» **YOUR TASK**
Output the lines that follow exactly as they are.
· · · · ·
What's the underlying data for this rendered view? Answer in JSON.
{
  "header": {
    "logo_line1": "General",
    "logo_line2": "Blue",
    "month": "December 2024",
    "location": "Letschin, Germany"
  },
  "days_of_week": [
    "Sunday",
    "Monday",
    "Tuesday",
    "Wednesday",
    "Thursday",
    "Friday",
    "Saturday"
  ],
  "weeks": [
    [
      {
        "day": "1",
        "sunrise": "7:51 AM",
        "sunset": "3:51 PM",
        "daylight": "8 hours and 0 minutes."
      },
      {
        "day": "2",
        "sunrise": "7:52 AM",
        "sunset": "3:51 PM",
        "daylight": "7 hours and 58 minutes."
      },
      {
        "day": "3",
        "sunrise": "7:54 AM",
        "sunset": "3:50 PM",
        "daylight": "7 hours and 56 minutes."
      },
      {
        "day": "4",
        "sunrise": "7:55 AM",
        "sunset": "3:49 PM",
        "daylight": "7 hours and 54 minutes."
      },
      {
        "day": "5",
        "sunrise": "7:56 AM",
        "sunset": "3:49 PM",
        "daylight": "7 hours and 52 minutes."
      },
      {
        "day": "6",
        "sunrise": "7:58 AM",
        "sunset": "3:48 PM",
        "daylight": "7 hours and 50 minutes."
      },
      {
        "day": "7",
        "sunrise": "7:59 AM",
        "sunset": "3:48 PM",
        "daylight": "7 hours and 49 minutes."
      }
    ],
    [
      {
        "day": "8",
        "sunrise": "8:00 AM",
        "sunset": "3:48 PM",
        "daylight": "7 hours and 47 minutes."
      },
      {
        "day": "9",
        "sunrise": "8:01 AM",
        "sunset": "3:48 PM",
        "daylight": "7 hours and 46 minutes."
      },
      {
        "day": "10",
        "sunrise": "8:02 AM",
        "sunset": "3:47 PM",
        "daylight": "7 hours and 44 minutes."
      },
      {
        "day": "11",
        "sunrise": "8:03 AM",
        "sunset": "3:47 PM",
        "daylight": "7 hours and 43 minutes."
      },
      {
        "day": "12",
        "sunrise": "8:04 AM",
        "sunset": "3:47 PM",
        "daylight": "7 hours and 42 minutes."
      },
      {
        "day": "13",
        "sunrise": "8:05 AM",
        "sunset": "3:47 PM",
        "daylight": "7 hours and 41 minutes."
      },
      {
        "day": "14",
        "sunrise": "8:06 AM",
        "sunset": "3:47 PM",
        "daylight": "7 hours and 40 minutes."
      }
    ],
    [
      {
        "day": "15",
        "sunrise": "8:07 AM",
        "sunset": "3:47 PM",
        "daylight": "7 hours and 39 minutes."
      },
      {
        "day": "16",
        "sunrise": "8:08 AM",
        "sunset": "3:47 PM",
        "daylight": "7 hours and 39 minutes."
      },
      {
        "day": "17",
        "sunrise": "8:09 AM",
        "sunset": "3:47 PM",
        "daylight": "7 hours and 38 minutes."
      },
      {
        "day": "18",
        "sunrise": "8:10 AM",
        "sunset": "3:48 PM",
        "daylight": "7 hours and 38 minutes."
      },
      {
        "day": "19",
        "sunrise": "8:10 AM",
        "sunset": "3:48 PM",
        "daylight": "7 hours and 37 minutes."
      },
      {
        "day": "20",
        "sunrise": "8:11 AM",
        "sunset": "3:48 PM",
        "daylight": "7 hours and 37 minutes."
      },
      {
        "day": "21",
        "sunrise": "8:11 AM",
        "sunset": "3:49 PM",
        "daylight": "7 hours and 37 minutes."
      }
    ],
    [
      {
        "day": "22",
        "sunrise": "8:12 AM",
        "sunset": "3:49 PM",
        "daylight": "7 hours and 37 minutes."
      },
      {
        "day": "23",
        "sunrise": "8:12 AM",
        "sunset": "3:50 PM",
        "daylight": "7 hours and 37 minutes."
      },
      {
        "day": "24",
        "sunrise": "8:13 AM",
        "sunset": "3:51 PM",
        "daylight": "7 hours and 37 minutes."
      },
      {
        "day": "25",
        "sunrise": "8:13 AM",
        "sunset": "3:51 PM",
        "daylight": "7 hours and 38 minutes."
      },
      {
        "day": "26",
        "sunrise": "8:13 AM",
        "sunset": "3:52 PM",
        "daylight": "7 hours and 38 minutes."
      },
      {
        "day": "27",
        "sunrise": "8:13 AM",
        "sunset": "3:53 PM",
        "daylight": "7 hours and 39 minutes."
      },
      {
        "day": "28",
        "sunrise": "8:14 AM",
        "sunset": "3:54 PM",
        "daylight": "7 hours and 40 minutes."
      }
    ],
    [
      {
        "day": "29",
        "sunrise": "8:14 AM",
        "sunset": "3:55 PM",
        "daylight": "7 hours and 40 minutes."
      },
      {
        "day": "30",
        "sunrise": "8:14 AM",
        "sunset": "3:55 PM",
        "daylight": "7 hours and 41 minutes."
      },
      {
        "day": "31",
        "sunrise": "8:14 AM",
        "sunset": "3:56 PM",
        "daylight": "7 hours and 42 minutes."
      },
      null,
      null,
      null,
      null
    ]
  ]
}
· · · · ·
» **TASK OUTPUT**
What's the underlying data for this rendered view? Answer in JSON.
{
  "header": {
    "logo_line1": "General",
    "logo_line2": "Blue",
    "month": "December 2024",
    "location": "Letschin, Germany"
  },
  "days_of_week": [
    "Sunday",
    "Monday",
    "Tuesday",
    "Wednesday",
    "Thursday",
    "Friday",
    "Saturday"
  ],
  "weeks": [
    [
      {
        "day": "1",
        "sunrise": "7:51 AM",
        "sunset": "3:51 PM",
        "daylight": "8 hours and 0 minutes."
      },
      {
        "day": "2",
        "sunrise": "7:52 AM",
        "sunset": "3:51 PM",
        "daylight": "7 hours and 58 minutes."
      },
      {
        "day": "3",
        "sunrise": "7:54 AM",
        "sunset": "3:50 PM",
        "daylight": "7 hours and 56 minutes."
      },
      {
        "day": "4",
        "sunrise": "7:55 AM",
        "sunset": "3:49 PM",
        "daylight": "7 hours and 54 minutes."
      },
      {
        "day": "5",
        "sunrise": "7:56 AM",
        "sunset": "3:49 PM",
        "daylight": "7 hours and 52 minutes."
      },
      {
        "day": "6",
        "sunrise": "7:58 AM",
        "sunset": "3:48 PM",
        "daylight": "7 hours and 50 minutes."
      },
      {
        "day": "7",
        "sunrise": "7:59 AM",
        "sunset": "3:48 PM",
        "daylight": "7 hours and 49 minutes."
      }
    ],
    [
      {
        "day": "8",
        "sunrise": "8:00 AM",
        "sunset": "3:48 PM",
        "daylight": "7 hours and 47 minutes."
      },
      {
        "day": "9",
        "sunrise": "8:01 AM",
        "sunset": "3:48 PM",
        "daylight": "7 hours and 46 minutes."
      },
      {
        "day": "10",
        "sunrise": "8:02 AM",
        "sunset": "3:47 PM",
        "daylight": "7 hours and 44 minutes."
      },
      {
        "day": "11",
        "sunrise": "8:03 AM",
        "sunset": "3:47 PM",
        "daylight": "7 hours and 43 minutes."
      },
      {
        "day": "12",
        "sunrise": "8:04 AM",
        "sunset": "3:47 PM",
        "daylight": "7 hours and 42 minutes."
      },
      {
        "day": "13",
        "sunrise": "8:05 AM",
        "sunset": "3:47 PM",
        "daylight": "7 hours and 41 minutes."
      },
      {
        "day": "14",
        "sunrise": "8:06 AM",
        "sunset": "3:47 PM",
        "daylight": "7 hours and 40 minutes."
      }
    ],
    [
      {
        "day": "15",
        "sunrise": "8:07 AM",
        "sunset": "3:47 PM",
        "daylight": "7 hours and 39 minutes."
      },
      {
        "day": "16",
        "sunrise": "8:08 AM",
        "sunset": "3:47 PM",
        "daylight": "7 hours and 39 minutes."
      },
      {
        "day": "17",
        "sunrise": "8:09 AM",
        "sunset": "3:47 PM",
        "daylight": "7 hours and 38 minutes."
      },
      {
        "day": "18",
        "sunrise": "8:10 AM",
        "sunset": "3:48 PM",
        "daylight": "7 hours and 38 minutes."
      },
      {
        "day": "19",
        "sunrise": "8:10 AM",
        "sunset": "3:48 PM",
        "daylight": "7 hours and 37 minutes."
      },
      {
        "day": "20",
        "sunrise": "8:11 AM",
        "sunset": "3:48 PM",
        "daylight": "7 hours and 37 minutes."
      },
      {
        "day": "21",
        "sunrise": "8:11 AM",
        "sunset": "3:49 PM",
        "daylight": "7 hours and 37 minutes."
      }
    ],
    [
      {
        "day": "22",
        "sunrise": "8:12 AM",
        "sunset": "3:49 PM",
        "daylight": "7 hours and 37 minutes."
      },
      {
        "day": "23",
        "sunrise": "8:12 AM",
        "sunset": "3:50 PM",
        "daylight": "7 hours and 37 minutes."
      },
      {
        "day": "24",
        "sunrise": "8:13 AM",
        "sunset": "3:51 PM",
        "daylight": "7 hours and 37 minutes."
      },
      {
        "day": "25",
        "sunrise": "8:13 AM",
        "sunset": "3:51 PM",
        "daylight": "7 hours and 38 minutes."
      },
      {
        "day": "26",
        "sunrise": "8:13 AM",
        "sunset": "3:52 PM",
        "daylight": "7 hours and 38 minutes."
      },
      {
        "day": "27",
        "sunrise": "8:13 AM",
        "sunset": "3:53 PM",
        "daylight": "7 hours and 39 minutes."
      },
      {
        "day": "28",
        "sunrise": "8:14 AM",
        "sunset": "3:54 PM",
        "daylight": "7 hours and 40 minutes."
      }
    ],
    [
      {
        "day": "29",
        "sunrise": "8:14 AM",
        "sunset": "3:55 PM",
        "daylight": "7 hours and 40 minutes."
      },
      {
        "day": "30",
        "sunrise": "8:14 AM",
        "sunset": "3:55 PM",
        "daylight": "7 hours and 41 minutes."
      },
      {
        "day": "31",
        "sunrise": "8:14 AM",
        "sunset": "3:56 PM",
        "daylight": "7 hours and 42 minutes."
      },
      null,
      null,
      null,
      null
    ]
  ]
}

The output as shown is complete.